Task objective:
Select lines where the word "Monthly" appears.

Dataset excerpts:

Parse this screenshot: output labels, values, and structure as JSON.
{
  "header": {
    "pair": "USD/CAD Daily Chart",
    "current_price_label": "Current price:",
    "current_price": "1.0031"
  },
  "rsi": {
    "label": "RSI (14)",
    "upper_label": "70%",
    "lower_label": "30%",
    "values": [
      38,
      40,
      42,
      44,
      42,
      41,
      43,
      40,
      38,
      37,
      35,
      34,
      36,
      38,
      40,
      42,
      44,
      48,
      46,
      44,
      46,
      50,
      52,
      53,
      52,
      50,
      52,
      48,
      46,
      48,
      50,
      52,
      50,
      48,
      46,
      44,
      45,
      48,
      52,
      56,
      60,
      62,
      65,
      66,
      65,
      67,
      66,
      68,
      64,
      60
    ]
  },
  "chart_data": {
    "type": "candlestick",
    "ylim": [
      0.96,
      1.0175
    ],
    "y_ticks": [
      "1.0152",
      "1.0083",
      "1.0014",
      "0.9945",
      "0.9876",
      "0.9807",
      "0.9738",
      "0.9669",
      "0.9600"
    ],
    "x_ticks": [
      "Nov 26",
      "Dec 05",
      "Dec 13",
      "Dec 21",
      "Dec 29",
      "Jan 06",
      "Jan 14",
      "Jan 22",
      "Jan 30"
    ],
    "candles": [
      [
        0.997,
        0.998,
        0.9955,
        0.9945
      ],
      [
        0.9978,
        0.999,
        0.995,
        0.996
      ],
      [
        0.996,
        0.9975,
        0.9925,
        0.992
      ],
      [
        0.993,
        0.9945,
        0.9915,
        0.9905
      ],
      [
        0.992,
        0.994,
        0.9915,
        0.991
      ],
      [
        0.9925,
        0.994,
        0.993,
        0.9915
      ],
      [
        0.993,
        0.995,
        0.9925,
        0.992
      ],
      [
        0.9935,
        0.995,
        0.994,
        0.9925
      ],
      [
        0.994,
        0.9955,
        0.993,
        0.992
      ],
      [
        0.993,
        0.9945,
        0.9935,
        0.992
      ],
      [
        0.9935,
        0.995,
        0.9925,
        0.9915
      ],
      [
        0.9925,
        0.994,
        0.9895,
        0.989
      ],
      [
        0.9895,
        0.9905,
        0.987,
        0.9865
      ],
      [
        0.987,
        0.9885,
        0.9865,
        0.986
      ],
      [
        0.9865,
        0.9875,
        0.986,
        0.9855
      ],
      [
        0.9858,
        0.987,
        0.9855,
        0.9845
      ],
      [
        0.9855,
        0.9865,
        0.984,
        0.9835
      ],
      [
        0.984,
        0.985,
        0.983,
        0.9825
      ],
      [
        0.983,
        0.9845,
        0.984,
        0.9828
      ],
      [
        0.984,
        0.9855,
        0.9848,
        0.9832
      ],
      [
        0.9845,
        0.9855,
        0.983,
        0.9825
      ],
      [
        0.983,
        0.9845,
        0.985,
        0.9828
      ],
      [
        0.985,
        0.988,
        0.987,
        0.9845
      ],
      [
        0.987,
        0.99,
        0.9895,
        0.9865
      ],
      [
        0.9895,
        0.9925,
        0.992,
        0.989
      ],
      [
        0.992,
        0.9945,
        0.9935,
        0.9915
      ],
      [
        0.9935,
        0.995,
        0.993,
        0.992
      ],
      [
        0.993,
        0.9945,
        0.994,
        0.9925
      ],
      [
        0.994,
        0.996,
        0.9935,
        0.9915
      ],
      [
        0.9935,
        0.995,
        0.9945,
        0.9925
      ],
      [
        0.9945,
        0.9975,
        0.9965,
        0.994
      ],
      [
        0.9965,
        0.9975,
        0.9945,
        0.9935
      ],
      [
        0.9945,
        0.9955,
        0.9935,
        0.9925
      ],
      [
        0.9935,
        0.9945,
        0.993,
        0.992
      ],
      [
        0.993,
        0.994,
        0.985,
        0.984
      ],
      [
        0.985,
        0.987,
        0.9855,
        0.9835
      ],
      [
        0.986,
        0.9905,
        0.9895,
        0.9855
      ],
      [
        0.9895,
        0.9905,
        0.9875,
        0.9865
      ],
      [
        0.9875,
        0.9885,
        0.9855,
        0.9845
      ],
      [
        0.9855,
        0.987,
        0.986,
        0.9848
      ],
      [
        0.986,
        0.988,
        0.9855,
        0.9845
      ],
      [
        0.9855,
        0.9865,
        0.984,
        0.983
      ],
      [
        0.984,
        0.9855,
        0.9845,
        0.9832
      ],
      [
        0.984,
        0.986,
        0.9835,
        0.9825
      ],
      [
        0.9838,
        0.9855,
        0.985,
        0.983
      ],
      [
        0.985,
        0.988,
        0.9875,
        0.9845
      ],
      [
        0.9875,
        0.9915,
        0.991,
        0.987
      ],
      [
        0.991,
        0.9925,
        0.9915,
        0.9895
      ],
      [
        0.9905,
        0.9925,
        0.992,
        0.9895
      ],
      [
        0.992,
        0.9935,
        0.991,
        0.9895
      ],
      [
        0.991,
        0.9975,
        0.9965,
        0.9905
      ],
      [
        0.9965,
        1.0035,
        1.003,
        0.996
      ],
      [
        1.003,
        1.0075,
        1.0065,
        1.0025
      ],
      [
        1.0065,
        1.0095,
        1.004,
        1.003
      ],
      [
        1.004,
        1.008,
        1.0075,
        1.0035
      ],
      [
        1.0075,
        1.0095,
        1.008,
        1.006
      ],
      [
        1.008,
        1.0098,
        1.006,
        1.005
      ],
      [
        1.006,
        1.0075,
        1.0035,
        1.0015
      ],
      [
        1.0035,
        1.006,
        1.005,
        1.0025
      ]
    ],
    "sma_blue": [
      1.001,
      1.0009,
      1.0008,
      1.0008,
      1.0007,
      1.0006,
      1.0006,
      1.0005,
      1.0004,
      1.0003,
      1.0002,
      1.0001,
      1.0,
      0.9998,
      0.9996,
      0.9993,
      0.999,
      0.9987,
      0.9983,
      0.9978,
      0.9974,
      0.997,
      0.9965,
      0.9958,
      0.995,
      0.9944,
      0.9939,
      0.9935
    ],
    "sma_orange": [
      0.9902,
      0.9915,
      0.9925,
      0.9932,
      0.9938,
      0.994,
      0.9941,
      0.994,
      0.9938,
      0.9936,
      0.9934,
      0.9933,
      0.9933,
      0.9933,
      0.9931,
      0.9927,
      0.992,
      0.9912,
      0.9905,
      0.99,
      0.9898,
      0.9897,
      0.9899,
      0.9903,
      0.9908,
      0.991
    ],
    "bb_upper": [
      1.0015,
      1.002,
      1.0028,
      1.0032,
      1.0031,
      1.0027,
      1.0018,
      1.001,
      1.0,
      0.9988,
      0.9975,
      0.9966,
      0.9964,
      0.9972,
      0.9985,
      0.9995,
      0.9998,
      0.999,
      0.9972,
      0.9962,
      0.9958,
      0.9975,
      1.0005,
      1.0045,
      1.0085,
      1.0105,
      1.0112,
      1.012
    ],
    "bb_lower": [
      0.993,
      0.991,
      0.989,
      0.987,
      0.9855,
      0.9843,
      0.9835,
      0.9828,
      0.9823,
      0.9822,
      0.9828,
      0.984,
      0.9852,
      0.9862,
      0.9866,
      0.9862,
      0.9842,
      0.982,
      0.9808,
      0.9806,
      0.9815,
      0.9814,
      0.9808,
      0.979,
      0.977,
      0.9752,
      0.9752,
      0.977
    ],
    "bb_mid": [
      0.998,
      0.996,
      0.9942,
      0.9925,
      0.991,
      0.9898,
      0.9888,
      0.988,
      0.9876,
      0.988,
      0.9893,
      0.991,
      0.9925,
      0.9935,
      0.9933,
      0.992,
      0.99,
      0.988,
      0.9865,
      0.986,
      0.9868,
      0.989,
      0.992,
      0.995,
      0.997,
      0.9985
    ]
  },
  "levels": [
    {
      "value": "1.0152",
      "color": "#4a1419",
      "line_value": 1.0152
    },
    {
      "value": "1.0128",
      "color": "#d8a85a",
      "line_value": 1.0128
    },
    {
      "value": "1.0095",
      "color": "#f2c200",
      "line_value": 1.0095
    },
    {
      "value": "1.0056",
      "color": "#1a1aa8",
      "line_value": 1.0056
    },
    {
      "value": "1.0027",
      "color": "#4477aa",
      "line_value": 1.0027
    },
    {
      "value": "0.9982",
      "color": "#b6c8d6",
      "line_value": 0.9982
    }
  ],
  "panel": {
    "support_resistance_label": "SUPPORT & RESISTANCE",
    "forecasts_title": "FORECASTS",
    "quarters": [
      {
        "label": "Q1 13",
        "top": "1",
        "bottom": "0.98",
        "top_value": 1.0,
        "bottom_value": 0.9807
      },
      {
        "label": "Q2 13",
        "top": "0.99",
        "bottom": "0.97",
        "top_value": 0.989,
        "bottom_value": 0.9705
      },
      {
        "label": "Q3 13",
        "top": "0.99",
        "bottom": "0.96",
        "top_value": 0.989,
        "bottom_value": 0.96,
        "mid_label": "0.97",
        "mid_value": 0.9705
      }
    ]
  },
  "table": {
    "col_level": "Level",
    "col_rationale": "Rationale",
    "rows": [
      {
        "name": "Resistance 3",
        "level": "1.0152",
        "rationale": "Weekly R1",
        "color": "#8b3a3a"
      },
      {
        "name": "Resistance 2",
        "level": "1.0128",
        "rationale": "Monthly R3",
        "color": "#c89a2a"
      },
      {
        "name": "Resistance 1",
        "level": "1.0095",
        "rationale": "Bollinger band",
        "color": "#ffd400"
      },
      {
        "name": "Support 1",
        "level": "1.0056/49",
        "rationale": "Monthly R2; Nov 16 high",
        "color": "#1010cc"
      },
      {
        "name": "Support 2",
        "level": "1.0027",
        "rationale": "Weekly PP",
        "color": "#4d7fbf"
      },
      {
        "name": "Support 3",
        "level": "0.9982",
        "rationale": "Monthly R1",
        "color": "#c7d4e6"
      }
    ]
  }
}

Written solution:
        "rationale": "Monthly R3",
        "rationale": "Monthly R2; Nov 16 high",
        "rationale": "Monthly R1",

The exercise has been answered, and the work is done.